**Source**

==*==

1. Believing that sales materials can close business.  Your website, emails, and brochures are only useful insofar as they help you open a dialog with the customer.  With the exception of plug-and-play commodities (which can be ordered online), customers only buy after they've discussed their needs and assessed the value of buying from you.

2. Attempting to close too soon. The ABC rule (Always Be Closing) is horrible sales advice.  When you ask for the business too early in the discussion, it makes you seem pushy, which makes the customer LESS likely to buy.  Remember, it's a law of physics that the harder you push, more resistance you get.

3. Trying to close with the wrong person. In most cases, the real decision-maker is the operational manager who is chartered to make money or reduce expense. While the purchasing department may have go/no-go authority, it isn't responsible for making money or solving problems.

4. Twisting the customer's arm. This makes usually takes the form of a statement like this: "The price is usually $1,000 but if you buy today the price is $900."  Attempting to punish the customer for not making a decision on your timetable makes the customer wonder why you're so anxious to close the deal.

==*==

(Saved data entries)

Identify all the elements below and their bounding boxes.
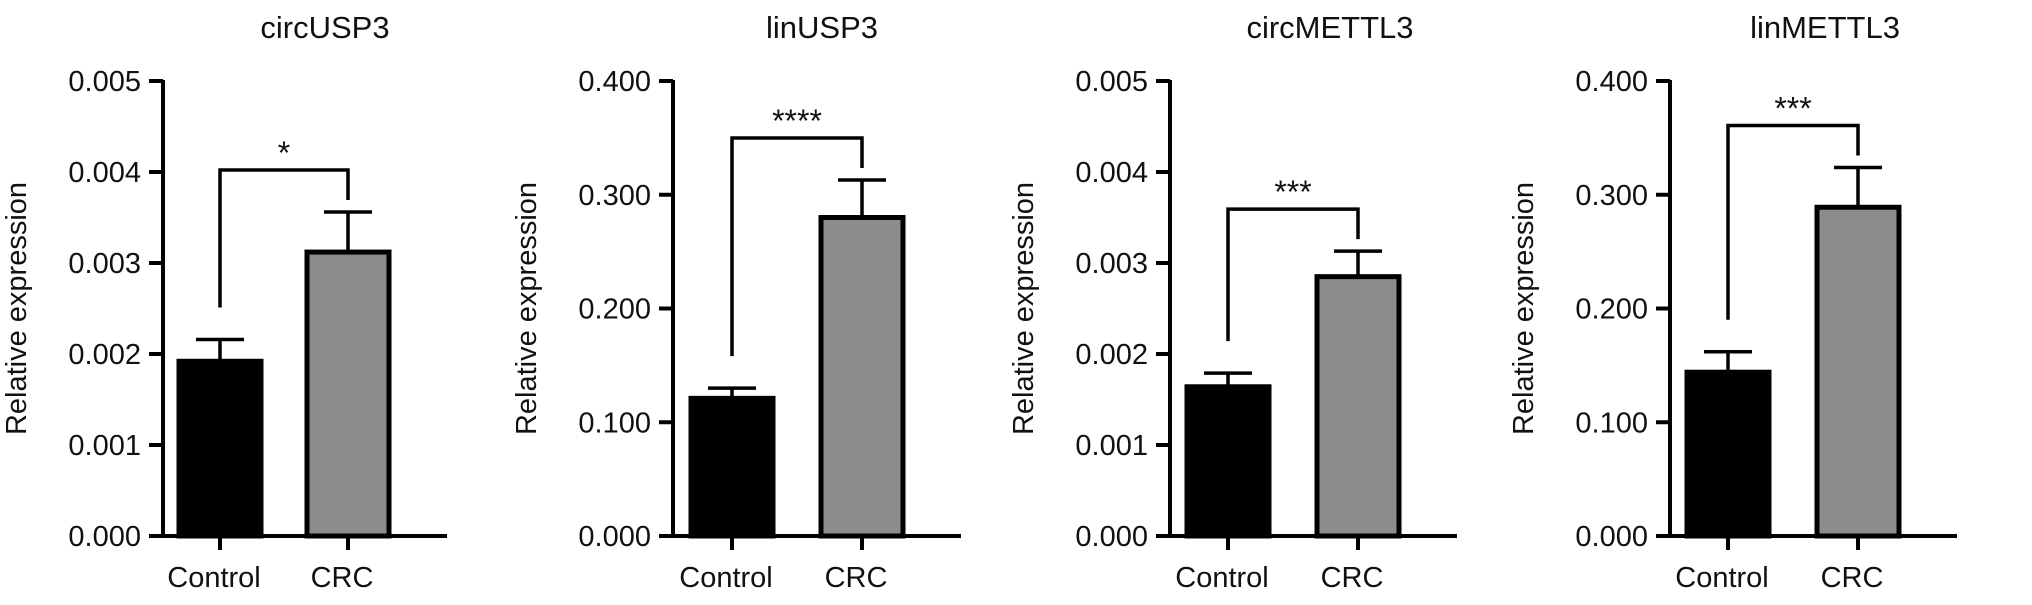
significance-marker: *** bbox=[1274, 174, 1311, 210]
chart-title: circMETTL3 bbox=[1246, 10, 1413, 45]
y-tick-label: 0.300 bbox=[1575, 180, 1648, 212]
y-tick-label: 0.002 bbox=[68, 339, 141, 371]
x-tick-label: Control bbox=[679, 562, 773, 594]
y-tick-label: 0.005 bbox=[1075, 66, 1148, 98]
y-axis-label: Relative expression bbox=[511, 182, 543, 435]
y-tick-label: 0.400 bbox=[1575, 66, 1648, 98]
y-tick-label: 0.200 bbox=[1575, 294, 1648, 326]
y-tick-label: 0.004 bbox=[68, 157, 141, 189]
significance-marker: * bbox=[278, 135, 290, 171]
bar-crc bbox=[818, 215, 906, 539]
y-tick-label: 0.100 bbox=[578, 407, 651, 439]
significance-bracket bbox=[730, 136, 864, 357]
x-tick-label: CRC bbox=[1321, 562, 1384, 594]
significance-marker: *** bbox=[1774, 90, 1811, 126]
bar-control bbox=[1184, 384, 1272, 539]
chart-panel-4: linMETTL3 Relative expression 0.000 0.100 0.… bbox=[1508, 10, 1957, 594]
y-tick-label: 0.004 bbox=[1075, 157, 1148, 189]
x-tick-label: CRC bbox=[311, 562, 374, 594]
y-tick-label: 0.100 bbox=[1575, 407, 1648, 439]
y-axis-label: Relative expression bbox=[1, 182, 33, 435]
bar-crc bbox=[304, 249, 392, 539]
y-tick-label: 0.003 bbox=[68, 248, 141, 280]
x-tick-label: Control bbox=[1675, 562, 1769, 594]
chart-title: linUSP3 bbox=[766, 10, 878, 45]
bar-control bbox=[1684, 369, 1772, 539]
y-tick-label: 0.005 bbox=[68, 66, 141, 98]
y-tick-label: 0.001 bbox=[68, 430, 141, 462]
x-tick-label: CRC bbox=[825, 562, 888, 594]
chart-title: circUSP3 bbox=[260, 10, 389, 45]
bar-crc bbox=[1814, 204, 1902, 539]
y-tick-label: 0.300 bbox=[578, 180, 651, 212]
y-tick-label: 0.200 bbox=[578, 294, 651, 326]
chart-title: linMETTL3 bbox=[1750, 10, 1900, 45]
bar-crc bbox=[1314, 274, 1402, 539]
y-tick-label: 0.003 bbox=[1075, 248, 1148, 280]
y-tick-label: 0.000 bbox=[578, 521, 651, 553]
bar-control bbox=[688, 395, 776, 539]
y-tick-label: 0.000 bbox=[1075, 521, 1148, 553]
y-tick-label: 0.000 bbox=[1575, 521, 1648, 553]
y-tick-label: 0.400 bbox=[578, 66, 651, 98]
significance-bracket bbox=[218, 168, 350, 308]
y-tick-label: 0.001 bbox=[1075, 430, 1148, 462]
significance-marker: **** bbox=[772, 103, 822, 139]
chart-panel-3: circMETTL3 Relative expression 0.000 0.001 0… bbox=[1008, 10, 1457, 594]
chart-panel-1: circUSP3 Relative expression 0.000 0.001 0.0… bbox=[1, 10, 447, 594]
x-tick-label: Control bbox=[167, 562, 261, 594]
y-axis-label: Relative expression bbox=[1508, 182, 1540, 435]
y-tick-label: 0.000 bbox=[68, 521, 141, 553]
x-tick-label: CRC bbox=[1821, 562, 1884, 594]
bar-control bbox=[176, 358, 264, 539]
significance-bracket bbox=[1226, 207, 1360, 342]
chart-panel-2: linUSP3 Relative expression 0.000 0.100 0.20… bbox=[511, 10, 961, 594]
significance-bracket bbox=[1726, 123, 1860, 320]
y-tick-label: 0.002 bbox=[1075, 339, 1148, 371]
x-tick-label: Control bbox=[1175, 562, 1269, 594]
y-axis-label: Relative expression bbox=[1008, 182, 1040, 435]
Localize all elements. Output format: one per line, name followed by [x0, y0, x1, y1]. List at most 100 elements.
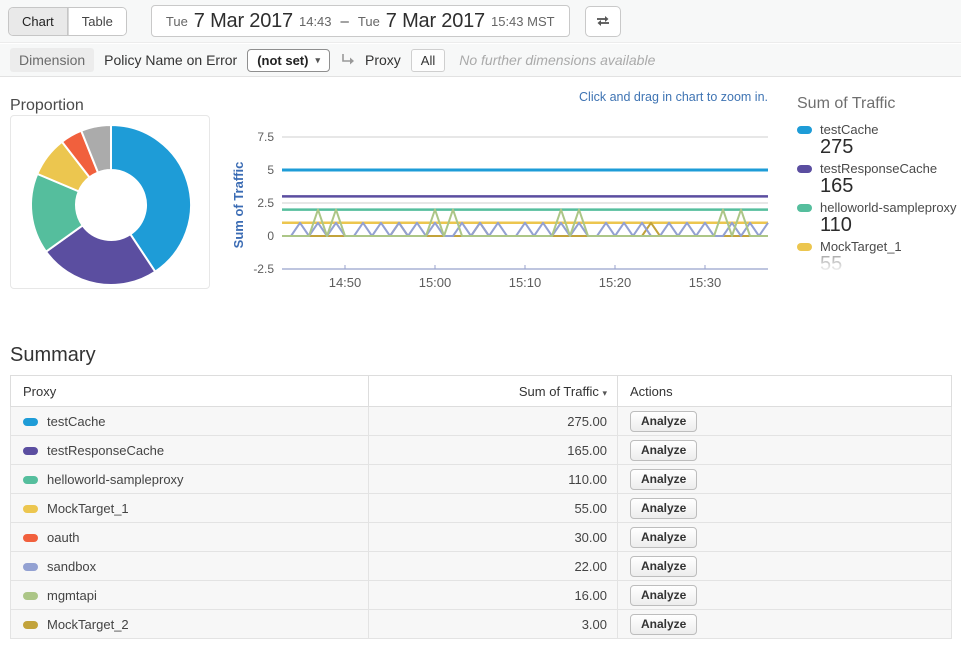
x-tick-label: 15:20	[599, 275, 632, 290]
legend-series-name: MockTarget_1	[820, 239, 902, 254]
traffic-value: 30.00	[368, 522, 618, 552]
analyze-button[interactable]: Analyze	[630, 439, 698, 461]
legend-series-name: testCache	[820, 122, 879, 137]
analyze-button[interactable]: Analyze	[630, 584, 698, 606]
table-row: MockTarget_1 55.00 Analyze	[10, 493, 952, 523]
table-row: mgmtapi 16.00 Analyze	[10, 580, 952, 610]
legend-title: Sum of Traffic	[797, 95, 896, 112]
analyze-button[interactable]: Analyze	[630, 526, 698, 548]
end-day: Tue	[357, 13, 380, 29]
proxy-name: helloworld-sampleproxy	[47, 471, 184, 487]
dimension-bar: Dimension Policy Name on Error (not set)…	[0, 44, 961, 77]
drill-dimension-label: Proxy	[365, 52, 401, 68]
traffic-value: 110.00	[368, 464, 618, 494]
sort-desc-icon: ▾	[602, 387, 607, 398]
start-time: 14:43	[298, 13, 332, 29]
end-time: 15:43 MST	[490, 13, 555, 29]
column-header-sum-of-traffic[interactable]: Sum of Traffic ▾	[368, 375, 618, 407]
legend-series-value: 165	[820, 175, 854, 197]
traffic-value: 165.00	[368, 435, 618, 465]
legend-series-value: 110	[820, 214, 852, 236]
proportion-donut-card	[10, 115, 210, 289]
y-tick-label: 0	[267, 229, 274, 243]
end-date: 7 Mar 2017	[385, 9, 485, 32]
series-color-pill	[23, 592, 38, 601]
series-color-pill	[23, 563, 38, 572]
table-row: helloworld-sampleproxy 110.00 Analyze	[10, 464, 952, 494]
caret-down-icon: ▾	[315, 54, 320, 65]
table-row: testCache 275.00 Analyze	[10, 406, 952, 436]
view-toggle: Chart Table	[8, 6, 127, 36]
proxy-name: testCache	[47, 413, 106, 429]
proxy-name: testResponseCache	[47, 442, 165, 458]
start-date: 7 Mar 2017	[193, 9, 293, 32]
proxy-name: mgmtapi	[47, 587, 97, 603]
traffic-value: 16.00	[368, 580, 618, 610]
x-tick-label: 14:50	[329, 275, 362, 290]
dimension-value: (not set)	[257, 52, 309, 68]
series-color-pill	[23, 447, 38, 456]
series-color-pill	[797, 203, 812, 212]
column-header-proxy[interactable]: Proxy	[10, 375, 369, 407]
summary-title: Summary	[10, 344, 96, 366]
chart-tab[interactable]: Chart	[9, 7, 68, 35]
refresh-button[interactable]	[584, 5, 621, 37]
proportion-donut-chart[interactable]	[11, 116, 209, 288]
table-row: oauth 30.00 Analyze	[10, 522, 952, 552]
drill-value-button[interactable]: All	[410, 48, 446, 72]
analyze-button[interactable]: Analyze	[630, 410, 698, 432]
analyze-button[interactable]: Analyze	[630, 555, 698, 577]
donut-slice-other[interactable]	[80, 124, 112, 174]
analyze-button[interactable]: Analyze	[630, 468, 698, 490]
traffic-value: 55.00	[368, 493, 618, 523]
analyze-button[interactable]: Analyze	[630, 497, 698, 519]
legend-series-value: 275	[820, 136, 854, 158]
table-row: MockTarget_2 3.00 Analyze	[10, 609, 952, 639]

==*==

**What to produce**
Please proceed with the piece on sales closing mistakes, picking up after its final sentence.

**Result of the task**
5. Waiting too long to close.  There's a natural point in a sales conversation where it's time to ask for the business. If you keep the conversation going beyond that point, you could easily end up raising issues that didn't exist before or problems that you and your offering can't solve.

6. Failing to notice the close. Customers sometimes signal that they're ready to buy right now. Example: I once called an appliance store asking to buy new dishwasher.  Rather than taking the order, the salesperson tried to get me to come down to the store and then referred me to their website.  I ended up buying elsewhere.

7. Selling after the close. When a customer has said "Yes!" it's always a mistake to continue to talk about your product or services.  Trotting out additional features and functions raises new objections like "I'm not sure I need that, so why should I pay for it?" In other words, shut up and take the order.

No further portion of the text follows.